Exercise task
Extract the listing below in full, unchanged.

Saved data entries
-.-.-

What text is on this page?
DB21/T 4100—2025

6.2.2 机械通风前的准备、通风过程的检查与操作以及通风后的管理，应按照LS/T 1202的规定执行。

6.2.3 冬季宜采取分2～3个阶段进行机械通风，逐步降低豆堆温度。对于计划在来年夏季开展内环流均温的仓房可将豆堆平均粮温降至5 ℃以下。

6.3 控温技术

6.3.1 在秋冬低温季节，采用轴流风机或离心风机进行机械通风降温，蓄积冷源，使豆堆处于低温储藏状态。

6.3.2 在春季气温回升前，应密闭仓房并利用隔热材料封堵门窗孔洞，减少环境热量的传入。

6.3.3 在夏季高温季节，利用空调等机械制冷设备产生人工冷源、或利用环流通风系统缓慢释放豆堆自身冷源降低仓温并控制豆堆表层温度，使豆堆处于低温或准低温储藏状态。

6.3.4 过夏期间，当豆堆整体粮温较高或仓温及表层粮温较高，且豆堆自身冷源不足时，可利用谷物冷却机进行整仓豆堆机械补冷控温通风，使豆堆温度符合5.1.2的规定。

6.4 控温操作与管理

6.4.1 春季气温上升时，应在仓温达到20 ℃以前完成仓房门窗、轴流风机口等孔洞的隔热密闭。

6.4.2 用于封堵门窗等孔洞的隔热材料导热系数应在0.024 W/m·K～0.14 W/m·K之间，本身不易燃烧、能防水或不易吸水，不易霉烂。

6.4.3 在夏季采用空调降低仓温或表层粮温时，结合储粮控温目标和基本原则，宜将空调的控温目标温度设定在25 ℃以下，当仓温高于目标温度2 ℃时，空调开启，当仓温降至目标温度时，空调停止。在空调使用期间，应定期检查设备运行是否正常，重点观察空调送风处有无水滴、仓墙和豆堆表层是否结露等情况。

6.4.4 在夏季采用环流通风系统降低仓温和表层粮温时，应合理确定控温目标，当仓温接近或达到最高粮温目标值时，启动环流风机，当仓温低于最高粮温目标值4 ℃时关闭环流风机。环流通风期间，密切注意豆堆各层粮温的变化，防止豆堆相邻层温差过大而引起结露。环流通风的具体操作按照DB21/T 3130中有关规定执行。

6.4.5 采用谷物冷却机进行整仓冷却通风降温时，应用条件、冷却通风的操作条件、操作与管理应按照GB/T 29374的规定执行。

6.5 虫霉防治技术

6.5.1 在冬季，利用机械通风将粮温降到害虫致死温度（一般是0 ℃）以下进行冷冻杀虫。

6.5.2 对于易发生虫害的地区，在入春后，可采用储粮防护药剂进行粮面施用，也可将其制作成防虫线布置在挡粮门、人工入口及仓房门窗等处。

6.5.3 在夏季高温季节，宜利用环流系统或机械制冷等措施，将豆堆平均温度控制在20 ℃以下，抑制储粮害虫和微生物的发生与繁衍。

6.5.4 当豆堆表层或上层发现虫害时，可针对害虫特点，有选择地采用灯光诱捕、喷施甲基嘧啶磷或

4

-.-.-

Response
What text is on this page?
DB21/T 4100—2025

6.2.2 机械通风前的准备、通风过程的检查与操作以及通风后的管理，应按照LS/T 1202的规定执行。

6.2.3 冬季宜采取分2～3个阶段进行机械通风，逐步降低豆堆温度。对于计划在来年夏季开展内环流均温的仓房可将豆堆平均粮温降至5 ℃以下。

6.3 控温技术

6.3.1 在秋冬低温季节，采用轴流风机或离心风机进行机械通风降温，蓄积冷源，使豆堆处于低温储藏状态。

6.3.2 在春季气温回升前，应密闭仓房并利用隔热材料封堵门窗孔洞，减少环境热量的传入。

6.3.3 在夏季高温季节，利用空调等机械制冷设备产生人工冷源、或利用环流通风系统缓慢释放豆堆自身冷源降低仓温并控制豆堆表层温度，使豆堆处于低温或准低温储藏状态。

6.3.4 过夏期间，当豆堆整体粮温较高或仓温及表层粮温较高，且豆堆自身冷源不足时，可利用谷物冷却机进行整仓豆堆机械补冷控温通风，使豆堆温度符合5.1.2的规定。

6.4 控温操作与管理

6.4.1 春季气温上升时，应在仓温达到20 ℃以前完成仓房门窗、轴流风机口等孔洞的隔热密闭。

6.4.2 用于封堵门窗等孔洞的隔热材料导热系数应在0.024 W/m·K～0.14 W/m·K之间，本身不易燃烧、能防水或不易吸水，不易霉烂。

6.4.3 在夏季采用空调降低仓温或表层粮温时，结合储粮控温目标和基本原则，宜将空调的控温目标温度设定在25 ℃以下，当仓温高于目标温度2 ℃时，空调开启，当仓温降至目标温度时，空调停止。在空调使用期间，应定期检查设备运行是否正常，重点观察空调送风处有无水滴、仓墙和豆堆表层是否结露等情况。

6.4.4 在夏季采用环流通风系统降低仓温和表层粮温时，应合理确定控温目标，当仓温接近或达到最高粮温目标值时，启动环流风机，当仓温低于最高粮温目标值4 ℃时关闭环流风机。环流通风期间，密切注意豆堆各层粮温的变化，防止豆堆相邻层温差过大而引起结露。环流通风的具体操作按照DB21/T 3130中有关规定执行。

6.4.5 采用谷物冷却机进行整仓冷却通风降温时，应用条件、冷却通风的操作条件、操作与管理应按照GB/T 29374的规定执行。

6.5 虫霉防治技术

6.5.1 在冬季，利用机械通风将粮温降到害虫致死温度（一般是0 ℃）以下进行冷冻杀虫。

6.5.2 对于易发生虫害的地区，在入春后，可采用储粮防护药剂进行粮面施用，也可将其制作成防虫线布置在挡粮门、人工入口及仓房门窗等处。

6.5.3 在夏季高温季节，宜利用环流系统或机械制冷等措施，将豆堆平均温度控制在20 ℃以下，抑制储粮害虫和微生物的发生与繁衍。

6.5.4 当豆堆表层或上层发现虫害时，可针对害虫特点，有选择地采用灯光诱捕、喷施甲基嘧啶磷或

4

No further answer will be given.